# start of STORED ROWS
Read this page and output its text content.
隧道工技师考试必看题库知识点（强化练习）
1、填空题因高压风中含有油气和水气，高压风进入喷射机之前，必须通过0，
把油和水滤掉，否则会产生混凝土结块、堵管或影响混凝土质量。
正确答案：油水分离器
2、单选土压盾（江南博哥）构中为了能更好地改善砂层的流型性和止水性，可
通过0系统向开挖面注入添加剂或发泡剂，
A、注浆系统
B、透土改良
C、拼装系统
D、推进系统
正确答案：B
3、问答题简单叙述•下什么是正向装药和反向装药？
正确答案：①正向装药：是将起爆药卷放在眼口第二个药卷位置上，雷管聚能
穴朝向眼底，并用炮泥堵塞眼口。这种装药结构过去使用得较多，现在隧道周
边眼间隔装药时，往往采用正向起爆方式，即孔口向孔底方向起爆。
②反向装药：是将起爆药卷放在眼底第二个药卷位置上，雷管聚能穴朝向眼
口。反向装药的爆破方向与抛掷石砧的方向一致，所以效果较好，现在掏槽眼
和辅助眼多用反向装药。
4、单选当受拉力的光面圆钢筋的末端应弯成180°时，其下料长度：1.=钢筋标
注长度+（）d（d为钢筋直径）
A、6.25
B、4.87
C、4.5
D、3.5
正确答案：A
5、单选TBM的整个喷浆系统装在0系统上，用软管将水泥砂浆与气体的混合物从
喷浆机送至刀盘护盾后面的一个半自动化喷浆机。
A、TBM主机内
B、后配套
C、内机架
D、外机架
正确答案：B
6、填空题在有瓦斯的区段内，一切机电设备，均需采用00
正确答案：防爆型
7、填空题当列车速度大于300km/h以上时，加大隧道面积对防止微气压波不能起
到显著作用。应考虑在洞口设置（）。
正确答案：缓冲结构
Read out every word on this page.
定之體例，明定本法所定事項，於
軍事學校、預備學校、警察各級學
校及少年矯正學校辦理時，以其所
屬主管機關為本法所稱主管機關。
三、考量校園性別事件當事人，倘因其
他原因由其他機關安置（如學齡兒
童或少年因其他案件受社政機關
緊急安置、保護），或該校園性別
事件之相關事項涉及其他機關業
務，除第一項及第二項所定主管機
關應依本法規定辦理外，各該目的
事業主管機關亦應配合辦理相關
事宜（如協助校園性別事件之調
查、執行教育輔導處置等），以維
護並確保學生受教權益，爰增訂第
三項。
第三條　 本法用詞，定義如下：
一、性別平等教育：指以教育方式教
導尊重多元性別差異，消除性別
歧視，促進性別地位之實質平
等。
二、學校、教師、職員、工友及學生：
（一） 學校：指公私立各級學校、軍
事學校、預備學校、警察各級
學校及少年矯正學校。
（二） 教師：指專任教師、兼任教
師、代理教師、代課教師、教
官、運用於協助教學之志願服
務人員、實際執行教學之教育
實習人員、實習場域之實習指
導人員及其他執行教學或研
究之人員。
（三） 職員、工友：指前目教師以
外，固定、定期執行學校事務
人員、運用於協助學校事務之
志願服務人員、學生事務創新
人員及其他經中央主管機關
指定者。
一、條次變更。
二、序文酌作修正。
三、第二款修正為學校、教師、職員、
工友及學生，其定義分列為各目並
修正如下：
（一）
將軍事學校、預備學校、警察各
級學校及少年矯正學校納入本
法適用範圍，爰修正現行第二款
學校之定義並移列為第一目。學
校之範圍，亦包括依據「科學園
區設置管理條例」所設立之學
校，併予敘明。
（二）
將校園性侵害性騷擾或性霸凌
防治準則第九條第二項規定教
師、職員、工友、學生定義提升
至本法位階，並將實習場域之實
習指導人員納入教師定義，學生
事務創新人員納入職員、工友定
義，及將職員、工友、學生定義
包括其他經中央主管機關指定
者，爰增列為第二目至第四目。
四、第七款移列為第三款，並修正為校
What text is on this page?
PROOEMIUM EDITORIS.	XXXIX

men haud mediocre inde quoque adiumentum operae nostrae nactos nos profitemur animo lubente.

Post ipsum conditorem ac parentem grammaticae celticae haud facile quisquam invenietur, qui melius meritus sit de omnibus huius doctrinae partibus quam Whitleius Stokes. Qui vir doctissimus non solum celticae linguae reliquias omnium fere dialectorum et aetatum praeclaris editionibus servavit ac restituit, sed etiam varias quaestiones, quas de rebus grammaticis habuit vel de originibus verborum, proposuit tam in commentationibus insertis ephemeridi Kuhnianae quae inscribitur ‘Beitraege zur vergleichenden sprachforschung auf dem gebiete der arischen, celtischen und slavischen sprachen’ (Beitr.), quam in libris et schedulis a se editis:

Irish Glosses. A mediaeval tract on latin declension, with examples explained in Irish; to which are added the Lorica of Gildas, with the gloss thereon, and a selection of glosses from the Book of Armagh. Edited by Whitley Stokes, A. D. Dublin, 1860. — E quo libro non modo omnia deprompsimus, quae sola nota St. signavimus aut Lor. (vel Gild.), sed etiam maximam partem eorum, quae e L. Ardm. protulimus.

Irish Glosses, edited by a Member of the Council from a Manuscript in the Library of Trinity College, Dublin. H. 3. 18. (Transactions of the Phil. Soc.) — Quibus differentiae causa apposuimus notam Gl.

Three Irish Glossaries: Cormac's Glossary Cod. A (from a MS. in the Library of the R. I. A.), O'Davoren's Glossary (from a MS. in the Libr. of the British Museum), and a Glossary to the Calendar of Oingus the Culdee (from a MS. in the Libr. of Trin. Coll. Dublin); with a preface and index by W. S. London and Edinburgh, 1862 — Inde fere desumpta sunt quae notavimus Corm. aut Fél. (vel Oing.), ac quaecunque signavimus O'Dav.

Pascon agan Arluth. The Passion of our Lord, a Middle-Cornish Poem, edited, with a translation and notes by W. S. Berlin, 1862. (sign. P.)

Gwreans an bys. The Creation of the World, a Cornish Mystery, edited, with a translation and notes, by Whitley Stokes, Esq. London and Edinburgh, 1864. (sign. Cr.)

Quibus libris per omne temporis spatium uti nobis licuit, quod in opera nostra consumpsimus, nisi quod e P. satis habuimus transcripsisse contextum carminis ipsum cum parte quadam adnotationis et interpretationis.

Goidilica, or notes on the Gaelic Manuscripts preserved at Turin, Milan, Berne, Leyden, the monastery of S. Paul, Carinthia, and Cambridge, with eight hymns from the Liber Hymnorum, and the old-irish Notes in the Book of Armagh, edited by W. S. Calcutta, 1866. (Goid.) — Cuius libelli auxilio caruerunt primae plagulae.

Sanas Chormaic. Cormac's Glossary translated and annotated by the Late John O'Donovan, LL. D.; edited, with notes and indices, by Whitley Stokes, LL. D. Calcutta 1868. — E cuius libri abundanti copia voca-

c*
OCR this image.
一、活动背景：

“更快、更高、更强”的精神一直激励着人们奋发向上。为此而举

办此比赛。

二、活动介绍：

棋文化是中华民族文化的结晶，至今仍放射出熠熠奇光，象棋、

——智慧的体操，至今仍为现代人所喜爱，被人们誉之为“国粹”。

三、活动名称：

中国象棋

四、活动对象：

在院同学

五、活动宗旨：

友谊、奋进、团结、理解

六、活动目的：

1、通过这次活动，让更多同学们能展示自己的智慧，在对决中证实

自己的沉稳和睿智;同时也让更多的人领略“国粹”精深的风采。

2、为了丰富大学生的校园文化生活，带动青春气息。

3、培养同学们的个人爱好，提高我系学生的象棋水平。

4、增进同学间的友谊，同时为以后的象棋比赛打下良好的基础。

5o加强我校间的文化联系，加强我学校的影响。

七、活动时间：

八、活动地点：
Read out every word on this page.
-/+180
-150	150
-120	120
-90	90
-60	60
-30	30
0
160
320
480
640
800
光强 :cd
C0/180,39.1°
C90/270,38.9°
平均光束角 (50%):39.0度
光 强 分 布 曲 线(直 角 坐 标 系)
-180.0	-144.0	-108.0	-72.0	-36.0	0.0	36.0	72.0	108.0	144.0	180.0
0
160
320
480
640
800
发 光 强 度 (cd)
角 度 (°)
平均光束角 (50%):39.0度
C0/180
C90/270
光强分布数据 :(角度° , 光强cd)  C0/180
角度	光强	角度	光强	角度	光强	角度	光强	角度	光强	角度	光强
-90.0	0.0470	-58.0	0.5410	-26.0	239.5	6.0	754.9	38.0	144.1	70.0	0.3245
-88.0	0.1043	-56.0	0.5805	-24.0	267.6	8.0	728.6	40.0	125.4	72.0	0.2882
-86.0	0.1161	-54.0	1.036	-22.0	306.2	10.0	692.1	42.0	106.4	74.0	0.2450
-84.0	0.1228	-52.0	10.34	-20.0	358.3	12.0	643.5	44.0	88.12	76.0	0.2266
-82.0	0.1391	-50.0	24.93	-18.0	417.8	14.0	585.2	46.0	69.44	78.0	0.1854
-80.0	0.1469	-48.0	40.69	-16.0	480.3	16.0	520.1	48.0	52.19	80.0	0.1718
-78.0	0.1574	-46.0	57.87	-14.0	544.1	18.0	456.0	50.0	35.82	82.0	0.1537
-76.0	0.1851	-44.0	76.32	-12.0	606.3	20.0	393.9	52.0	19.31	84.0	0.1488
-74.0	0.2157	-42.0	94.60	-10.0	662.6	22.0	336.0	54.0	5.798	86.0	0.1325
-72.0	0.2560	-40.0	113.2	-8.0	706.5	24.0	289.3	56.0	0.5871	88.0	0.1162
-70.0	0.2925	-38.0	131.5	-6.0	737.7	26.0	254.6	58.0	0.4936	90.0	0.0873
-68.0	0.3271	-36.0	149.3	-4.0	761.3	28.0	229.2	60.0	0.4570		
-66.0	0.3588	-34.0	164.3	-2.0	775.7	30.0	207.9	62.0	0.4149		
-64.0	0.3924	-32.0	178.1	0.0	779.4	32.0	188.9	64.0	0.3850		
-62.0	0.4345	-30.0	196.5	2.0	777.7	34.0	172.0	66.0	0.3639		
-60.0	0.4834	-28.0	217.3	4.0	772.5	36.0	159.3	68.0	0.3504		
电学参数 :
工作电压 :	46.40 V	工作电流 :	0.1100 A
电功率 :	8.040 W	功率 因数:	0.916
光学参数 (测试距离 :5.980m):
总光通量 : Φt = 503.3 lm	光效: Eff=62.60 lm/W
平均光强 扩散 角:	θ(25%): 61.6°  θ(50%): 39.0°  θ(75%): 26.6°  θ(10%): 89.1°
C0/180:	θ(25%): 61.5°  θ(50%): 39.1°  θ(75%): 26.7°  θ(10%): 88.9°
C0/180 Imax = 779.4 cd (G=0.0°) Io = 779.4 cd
# end of STORED ROWS
**SHORT TASK:** Pick out the lines that have the word "translation". Copy them all.

**ANSWER TO THIS TASK:**
Pascon agan Arluth. The Passion of our Lord, a Middle-Cornish Poem, edited, with a translation and notes by W. S. Berlin, 1862. (sign. P.)
Gwreans an bys. The Creation of the World, a Cornish Mystery, edited, with a translation and notes, by Whitley Stokes, Esq. London and Edinburgh, 1864. (sign. Cr.)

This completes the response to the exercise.